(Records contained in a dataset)
%%

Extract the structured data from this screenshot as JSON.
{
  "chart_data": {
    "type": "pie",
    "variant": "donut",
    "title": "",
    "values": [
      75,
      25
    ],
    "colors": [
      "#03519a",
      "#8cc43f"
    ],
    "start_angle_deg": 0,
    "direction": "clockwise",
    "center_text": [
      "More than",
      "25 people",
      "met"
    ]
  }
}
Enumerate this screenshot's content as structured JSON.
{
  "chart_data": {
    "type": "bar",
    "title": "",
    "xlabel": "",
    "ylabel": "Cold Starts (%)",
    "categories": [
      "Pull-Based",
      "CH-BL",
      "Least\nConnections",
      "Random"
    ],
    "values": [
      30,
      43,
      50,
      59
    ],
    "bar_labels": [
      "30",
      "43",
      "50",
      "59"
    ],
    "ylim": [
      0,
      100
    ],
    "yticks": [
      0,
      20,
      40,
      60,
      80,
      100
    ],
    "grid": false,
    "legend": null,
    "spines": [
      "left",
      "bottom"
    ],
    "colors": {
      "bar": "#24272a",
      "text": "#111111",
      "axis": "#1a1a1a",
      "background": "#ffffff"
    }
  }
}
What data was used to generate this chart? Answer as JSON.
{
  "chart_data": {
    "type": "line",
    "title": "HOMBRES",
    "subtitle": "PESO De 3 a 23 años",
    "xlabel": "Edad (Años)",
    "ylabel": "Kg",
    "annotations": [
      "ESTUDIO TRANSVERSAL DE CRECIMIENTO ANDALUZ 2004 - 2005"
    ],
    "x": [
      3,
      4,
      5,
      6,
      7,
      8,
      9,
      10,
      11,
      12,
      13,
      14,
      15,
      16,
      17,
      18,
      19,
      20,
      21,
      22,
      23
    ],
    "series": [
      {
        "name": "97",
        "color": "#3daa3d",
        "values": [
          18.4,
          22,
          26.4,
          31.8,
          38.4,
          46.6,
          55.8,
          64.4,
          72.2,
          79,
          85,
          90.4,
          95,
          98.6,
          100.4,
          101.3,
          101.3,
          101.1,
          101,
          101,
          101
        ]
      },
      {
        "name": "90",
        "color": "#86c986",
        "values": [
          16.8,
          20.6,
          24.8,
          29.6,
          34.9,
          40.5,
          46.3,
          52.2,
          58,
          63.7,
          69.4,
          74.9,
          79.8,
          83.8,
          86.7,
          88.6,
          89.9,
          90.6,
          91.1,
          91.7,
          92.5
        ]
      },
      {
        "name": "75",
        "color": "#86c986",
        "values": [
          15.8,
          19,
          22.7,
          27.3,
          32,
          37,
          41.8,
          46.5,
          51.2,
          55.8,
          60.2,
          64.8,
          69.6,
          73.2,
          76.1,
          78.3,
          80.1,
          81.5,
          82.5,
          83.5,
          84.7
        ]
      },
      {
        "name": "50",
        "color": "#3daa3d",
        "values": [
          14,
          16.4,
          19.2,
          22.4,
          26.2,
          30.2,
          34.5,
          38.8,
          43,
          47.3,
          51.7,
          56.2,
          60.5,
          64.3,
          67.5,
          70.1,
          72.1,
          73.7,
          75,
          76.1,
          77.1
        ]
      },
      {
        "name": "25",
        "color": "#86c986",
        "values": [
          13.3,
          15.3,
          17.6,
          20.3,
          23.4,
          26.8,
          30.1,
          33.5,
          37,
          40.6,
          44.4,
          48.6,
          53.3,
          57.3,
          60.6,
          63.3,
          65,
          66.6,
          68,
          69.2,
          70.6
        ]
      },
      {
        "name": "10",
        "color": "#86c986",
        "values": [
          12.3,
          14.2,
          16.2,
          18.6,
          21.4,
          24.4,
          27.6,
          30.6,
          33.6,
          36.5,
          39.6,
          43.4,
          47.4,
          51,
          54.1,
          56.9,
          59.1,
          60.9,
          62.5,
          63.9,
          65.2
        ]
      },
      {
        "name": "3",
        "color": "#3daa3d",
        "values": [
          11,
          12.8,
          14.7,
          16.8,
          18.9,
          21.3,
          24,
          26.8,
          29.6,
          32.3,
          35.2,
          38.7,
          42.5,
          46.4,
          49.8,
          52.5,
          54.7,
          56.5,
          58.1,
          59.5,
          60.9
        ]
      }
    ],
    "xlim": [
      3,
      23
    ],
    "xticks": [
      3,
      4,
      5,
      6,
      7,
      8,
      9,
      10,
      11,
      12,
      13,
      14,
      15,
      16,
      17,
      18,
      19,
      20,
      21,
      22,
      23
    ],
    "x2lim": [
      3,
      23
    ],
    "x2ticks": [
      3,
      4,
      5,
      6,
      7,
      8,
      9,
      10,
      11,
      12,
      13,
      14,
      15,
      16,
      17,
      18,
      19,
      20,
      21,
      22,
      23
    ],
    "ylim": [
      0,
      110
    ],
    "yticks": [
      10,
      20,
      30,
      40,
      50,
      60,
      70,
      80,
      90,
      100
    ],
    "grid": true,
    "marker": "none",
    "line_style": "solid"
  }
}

%%

Task details:
Report each line in the preceding entries that holds the string "this".

Written answer:
Extract the structured data from this screenshot as JSON.
Enumerate this screenshot's content as structured JSON.
What data was used to generate this chart? Answer as JSON.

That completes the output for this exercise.